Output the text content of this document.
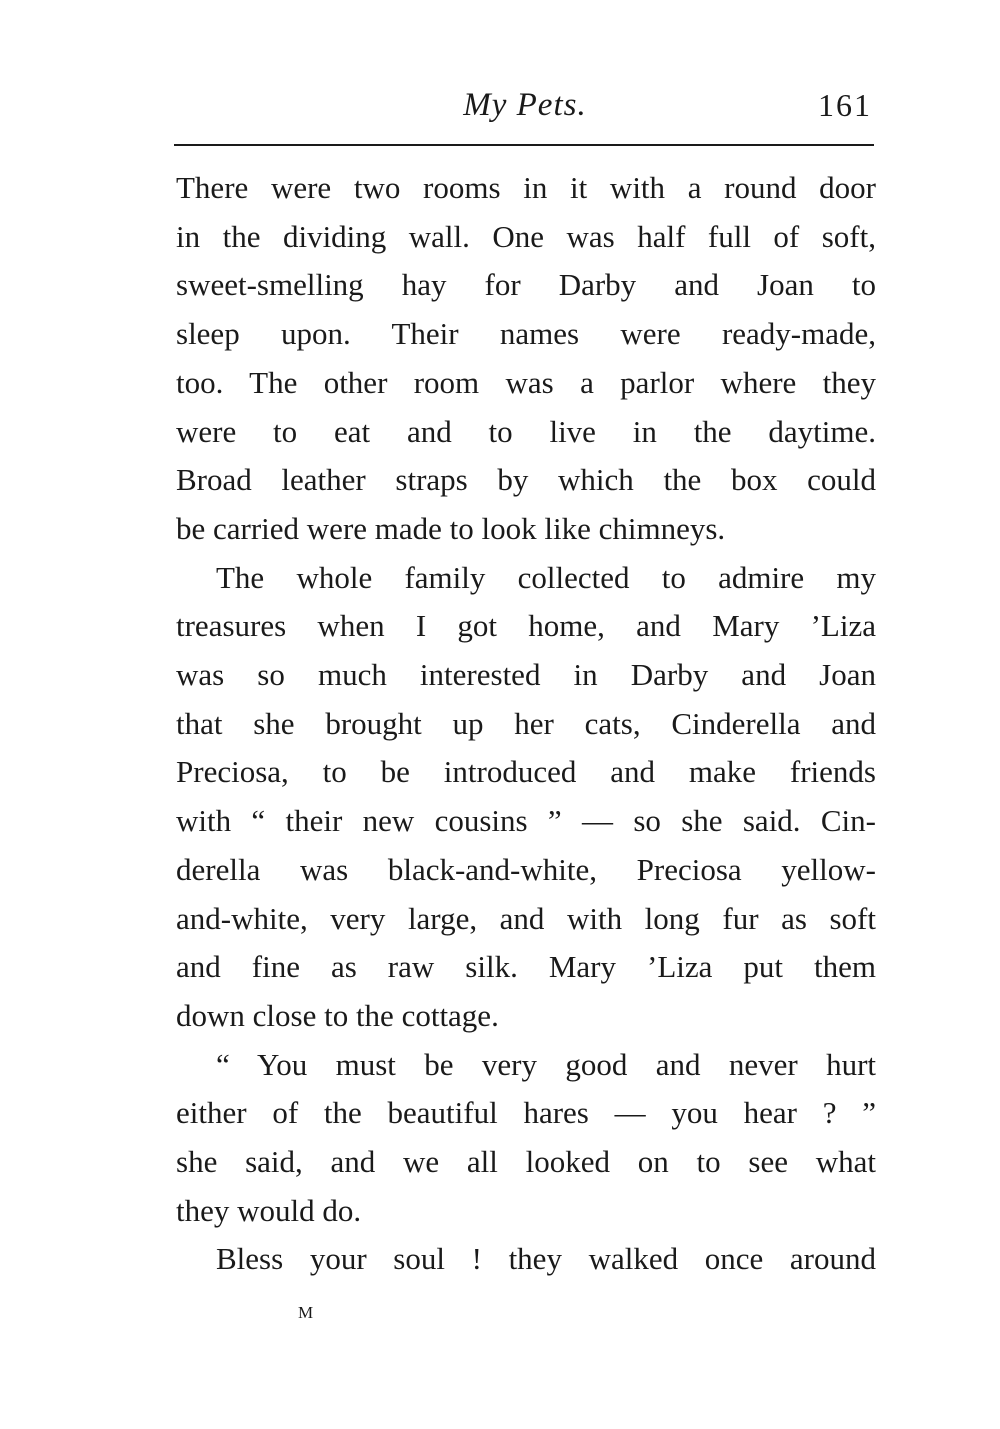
My Pets.	161
There were two rooms in it with a round door
in the dividing wall. One was half full of soft,
sweet-smelling hay for Darby and Joan to
sleep upon. Their names were ready-made,
too. The other room was a parlor where they
were to eat and to live in the daytime.
Broad leather straps by which the box could
be carried were made to look like chimneys.
The whole family collected to admire my
treasures when I got home, and Mary ’Liza
was so much interested in Darby and Joan
that she brought up her cats, Cinderella and
Preciosa, to be introduced and make friends
with “ their new cousins ” — so she said. Cin-
derella was black-and-white, Preciosa yellow-
and-white, very large, and with long fur as soft
and fine as raw silk. Mary ’Liza put them
down close to the cottage.
“ You must be very good and never hurt
either of the beautiful hares — you hear ? ”
she said, and we all looked on to see what
they would do.
Bless your soul ! they walked once around
M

**Given request:** Pull out every line of the entries that includes the word "soft".

**Answer to the task:**
in the dividing wall. One was half full of soft,
and-white, very large, and with long fur as soft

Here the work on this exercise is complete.